[START OF Records shown]
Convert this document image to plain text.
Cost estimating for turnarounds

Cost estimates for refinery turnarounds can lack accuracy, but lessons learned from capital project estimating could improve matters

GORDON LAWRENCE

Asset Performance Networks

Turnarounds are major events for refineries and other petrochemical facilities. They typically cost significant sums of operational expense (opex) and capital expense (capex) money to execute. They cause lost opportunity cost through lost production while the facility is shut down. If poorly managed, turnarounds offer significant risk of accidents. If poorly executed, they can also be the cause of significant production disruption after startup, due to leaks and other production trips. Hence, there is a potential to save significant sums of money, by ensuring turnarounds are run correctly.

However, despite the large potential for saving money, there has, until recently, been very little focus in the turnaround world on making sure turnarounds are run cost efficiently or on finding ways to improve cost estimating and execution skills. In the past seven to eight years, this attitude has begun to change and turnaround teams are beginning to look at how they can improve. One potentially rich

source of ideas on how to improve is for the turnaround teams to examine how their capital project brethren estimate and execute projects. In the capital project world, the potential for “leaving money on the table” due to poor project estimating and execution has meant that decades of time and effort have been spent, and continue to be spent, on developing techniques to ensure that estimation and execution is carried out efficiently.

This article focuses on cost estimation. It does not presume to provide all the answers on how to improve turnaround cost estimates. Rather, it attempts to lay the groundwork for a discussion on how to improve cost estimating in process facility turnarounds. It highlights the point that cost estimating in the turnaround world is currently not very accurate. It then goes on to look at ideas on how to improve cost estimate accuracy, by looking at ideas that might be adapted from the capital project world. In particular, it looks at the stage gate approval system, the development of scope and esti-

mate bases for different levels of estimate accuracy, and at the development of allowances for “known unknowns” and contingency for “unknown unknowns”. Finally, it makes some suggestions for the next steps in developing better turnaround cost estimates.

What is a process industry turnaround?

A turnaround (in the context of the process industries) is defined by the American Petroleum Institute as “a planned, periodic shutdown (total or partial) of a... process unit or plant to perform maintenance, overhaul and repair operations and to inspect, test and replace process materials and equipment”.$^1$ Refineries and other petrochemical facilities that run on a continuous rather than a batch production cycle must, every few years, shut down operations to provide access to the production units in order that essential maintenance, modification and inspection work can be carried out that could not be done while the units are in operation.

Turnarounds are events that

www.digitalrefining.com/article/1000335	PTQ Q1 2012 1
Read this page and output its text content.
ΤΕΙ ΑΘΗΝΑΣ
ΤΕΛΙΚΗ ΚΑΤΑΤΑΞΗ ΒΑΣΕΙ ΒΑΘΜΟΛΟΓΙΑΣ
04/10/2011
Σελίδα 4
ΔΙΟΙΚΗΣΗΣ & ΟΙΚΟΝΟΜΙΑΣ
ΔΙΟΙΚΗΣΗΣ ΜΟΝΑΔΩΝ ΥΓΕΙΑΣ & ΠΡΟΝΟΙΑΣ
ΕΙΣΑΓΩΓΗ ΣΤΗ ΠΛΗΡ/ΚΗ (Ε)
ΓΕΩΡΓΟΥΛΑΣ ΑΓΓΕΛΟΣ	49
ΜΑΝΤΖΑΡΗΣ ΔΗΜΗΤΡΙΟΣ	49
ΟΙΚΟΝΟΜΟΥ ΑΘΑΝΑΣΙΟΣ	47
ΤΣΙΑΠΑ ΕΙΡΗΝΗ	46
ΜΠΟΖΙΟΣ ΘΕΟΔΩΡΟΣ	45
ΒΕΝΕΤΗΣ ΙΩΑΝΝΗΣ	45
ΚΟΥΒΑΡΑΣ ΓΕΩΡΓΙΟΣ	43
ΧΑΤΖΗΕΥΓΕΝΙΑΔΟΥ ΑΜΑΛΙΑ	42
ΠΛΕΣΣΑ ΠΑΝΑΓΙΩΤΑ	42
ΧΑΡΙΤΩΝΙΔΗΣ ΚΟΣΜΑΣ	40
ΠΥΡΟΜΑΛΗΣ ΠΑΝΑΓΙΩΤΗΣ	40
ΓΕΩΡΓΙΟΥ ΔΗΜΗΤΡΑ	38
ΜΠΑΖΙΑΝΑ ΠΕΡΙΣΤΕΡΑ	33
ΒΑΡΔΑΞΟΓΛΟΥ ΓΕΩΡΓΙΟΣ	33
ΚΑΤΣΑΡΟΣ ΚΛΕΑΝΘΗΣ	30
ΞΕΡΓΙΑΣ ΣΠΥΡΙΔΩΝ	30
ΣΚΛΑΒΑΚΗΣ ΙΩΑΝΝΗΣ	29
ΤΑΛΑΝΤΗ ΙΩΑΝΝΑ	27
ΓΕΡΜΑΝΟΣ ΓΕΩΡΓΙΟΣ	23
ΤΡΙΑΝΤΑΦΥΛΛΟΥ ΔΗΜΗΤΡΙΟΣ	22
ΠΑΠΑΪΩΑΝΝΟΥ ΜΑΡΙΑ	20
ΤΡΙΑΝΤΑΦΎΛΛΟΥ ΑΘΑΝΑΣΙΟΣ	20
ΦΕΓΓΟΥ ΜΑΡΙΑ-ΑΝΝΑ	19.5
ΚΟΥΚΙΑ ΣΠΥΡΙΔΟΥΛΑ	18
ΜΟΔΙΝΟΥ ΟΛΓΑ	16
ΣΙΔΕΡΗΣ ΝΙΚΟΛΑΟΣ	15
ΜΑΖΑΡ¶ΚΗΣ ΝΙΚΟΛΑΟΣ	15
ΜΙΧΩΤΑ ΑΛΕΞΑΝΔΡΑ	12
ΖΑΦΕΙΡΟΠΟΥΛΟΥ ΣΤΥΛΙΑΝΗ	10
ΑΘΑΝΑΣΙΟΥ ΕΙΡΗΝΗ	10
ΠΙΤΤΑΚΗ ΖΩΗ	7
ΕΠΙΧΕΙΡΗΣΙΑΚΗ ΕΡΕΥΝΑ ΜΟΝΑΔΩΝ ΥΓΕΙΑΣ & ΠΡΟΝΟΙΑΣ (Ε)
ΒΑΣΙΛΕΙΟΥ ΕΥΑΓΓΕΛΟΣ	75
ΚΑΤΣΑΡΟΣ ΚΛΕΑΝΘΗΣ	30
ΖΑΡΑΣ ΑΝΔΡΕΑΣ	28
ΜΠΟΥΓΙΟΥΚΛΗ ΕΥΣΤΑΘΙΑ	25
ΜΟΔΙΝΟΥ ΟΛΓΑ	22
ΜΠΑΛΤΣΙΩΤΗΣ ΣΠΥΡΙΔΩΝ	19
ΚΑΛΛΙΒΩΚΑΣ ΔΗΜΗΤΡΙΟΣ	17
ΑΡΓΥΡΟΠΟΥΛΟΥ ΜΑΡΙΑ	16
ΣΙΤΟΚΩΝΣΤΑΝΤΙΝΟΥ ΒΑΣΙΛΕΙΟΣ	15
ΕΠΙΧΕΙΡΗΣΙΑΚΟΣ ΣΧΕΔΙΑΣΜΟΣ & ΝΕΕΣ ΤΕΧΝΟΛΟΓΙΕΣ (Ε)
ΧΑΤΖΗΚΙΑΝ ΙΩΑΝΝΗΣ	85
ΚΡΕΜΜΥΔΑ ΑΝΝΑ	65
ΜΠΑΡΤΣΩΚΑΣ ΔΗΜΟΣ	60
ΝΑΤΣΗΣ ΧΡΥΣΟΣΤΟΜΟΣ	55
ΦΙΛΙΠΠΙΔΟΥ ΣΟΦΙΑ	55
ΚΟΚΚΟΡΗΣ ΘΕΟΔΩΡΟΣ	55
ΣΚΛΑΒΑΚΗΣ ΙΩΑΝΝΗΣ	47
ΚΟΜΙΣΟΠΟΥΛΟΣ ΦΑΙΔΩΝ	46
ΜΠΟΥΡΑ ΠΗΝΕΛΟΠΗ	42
[END OF Records shown]
_Exercise goal_
Copy out all lines from the material above that contain the string "ΝΙΚΟΛΑΟΣ".

_Result of this task_
ΣΙΔΕΡΗΣ ΝΙΚΟΛΑΟΣ	15
ΜΑΖΑΡ¶ΚΗΣ ΝΙΚΟΛΑΟΣ	15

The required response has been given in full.